Baahubali Telugu Movie Review

A tight script navigated with sincerity is the fulcrum of good cinema. The need is to stay true to it is the challenge. Somewhere Baahubali is perceived more as a Rajamouli film then just a Prabhas film and this pleasant shift from hero centric films to a director is welcome. Paradoxically it happens with a film that celebrates heroics of a level hitherto not witnessed. Loiter on any road in the city, initiate any discussion, part take in any conversation and the frenzy generated for the film is all too obvious. Fireworks outside the many theatres, the dust and din, the moolah the film is likely to generate all tell a tale of their own. Rarely if ever has the excitement captured the audience as this before the first reel rolls out! The film is contextually a milestone and for other reasons could be a archive pride. The expectations match the promise of grandeur that Raj Kapoor carried with Joker or Yash Chopra with Silsilla. Surely Rajamouli would like the similarities to end there.
The film is a full throated celebration of grandeur. Sixty nano seconds into the film and you know that this is about magnificence, about the traditional battle between good and evil- albeit in a period – costume backdrop. The first few moments sets the trend and announces that the only way you are to deal with the next two and half hours of your life is to completely suspend reasoning and be on a hitherto ride of unbelievable stunts, physics defying heroics hitherto unimagined in Tollywood (though still no match to classics like Ben Hur).

★ ★ ★ ★ ★ ★ ★

### Job A
List every person named in the movie review.

Lines of data
★ ★ ★ ★ ★ ★ ★

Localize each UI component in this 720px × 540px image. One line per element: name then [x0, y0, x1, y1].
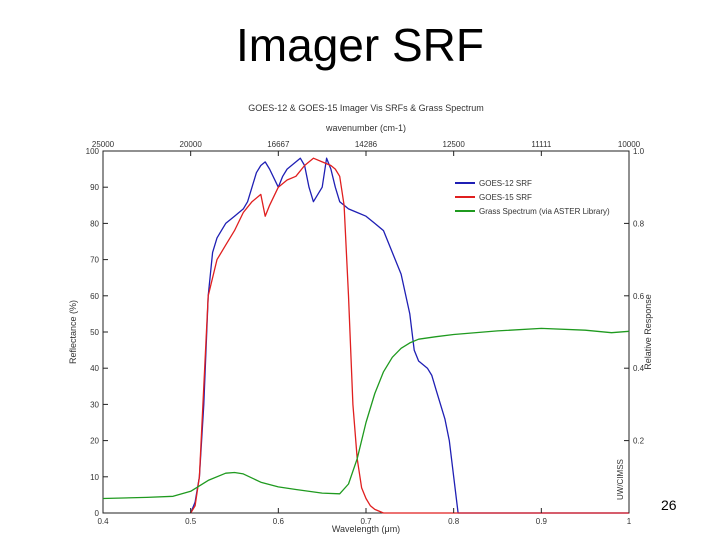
x-tick-label: 1 [627, 517, 632, 526]
series-line-goes-12-srf [190, 157, 629, 514]
top-tick-label: 25000 [92, 140, 115, 149]
y2-axis-label: Relative Response [643, 294, 653, 370]
series-line-goes-15-srf [190, 157, 629, 514]
y-tick-label: 70 [90, 256, 99, 265]
legend: GOES-12 SRF GOES-15 SRF Grass Spectrum (vi… [455, 179, 610, 216]
legend-label: GOES-12 SRF [479, 179, 532, 188]
x-tick-label: 0.5 [185, 517, 197, 526]
slide-title: Imager SRF [236, 19, 484, 71]
y-axis-label: Reflectance (%) [68, 300, 78, 364]
y-tick-label: 90 [90, 183, 99, 192]
page-number: 26 [661, 497, 677, 513]
y-tick-label: 60 [90, 292, 99, 301]
y-tick-label: 30 [90, 400, 99, 409]
x-tick-label: 0.9 [536, 517, 548, 526]
top-tick-label: 11111 [531, 140, 551, 149]
legend-label: Grass Spectrum (via ASTER Library) [479, 207, 610, 216]
y-tick-label: 10 [90, 473, 99, 482]
x-tick-label: 0.6 [273, 517, 285, 526]
y-tick-label: 40 [90, 364, 99, 373]
y2-tick-label: 0.6 [633, 292, 645, 301]
y2-tick-label: 0.4 [633, 364, 645, 373]
x-tick-label: 0.8 [448, 517, 460, 526]
y-tick-label: 0 [95, 509, 100, 518]
y2-tick-label: 0.8 [633, 219, 645, 228]
legend-label: GOES-15 SRF [479, 193, 532, 202]
chart-title: GOES-12 & GOES-15 Imager Vis SRFs & Gras… [248, 103, 483, 113]
series-layer [102, 157, 630, 514]
y2-tick-label: 1.0 [633, 147, 645, 156]
top-tick-label: 14286 [355, 140, 378, 149]
top-axis-label: wavenumber (cm-1) [325, 123, 406, 133]
x-tick-label: 0.4 [97, 517, 109, 526]
top-tick-label: 16667 [267, 140, 290, 149]
y-tick-label: 100 [86, 147, 100, 156]
y-tick-label: 50 [90, 328, 99, 337]
plot-frame [102, 150, 630, 514]
watermark: UW/CIMSS [616, 459, 625, 500]
top-tick-label: 20000 [180, 140, 203, 149]
y2-tick-label: 0.2 [633, 437, 645, 446]
top-tick-label: 10000 [618, 140, 641, 149]
y-tick-label: 80 [90, 219, 99, 228]
x-axis-label: Wavelength (μm) [332, 524, 400, 534]
x-tick-label: 0.7 [360, 517, 372, 526]
series-line-grass-spectrum-via-aster-library [102, 327, 630, 500]
top-tick-label: 12500 [443, 140, 466, 149]
y-tick-label: 20 [90, 437, 99, 446]
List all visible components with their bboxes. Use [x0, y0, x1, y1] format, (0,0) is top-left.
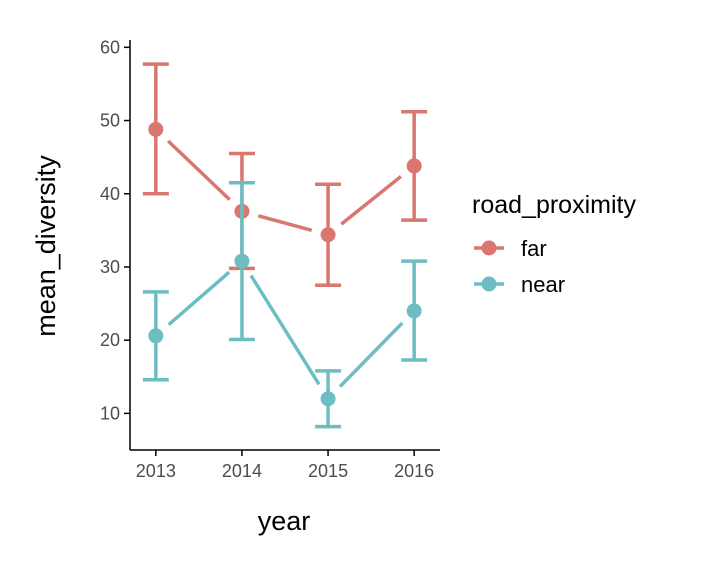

★ ★ ★ ★ ★ ★ ★

### Job B
From the listing, extract the part that opens with the line containing "x-tick-label: 1 [627, 517, 632, 526]" and closes with the line containing "x-tick-label: 0.6 [273, 517, 285, 526]", and copy those lines unchanged.

### Correct result A
Rajamouli, Prabhas, Raj Kapoor, Yash Chopra

### Correct result B
x-tick-label: 1 [627, 517, 632, 526]
series-line-goes-12-srf [190, 157, 629, 514]
top-tick-label: 25000 [92, 140, 115, 149]
y2-axis-label: Relative Response [643, 294, 653, 370]
series-line-goes-15-srf [190, 157, 629, 514]
y-tick-label: 70 [90, 256, 99, 265]
legend: GOES-12 SRF GOES-15 SRF Grass Spectrum (vi… [455, 179, 610, 216]
legend-label: GOES-12 SRF [479, 179, 532, 188]
x-tick-label: 0.5 [185, 517, 197, 526]
slide-title: Imager SRF [236, 19, 484, 71]
y-axis-label: Reflectance (%) [68, 300, 78, 364]
y-tick-label: 90 [90, 183, 99, 192]
page-number: 26 [661, 497, 677, 513]
y-tick-label: 60 [90, 292, 99, 301]
y-tick-label: 30 [90, 400, 99, 409]
x-tick-label: 0.9 [536, 517, 548, 526]
top-tick-label: 11111 [531, 140, 551, 149]
legend-label: Grass Spectrum (via ASTER Library) [479, 207, 610, 216]
y-tick-label: 10 [90, 473, 99, 482]
x-tick-label: 0.6 [273, 517, 285, 526]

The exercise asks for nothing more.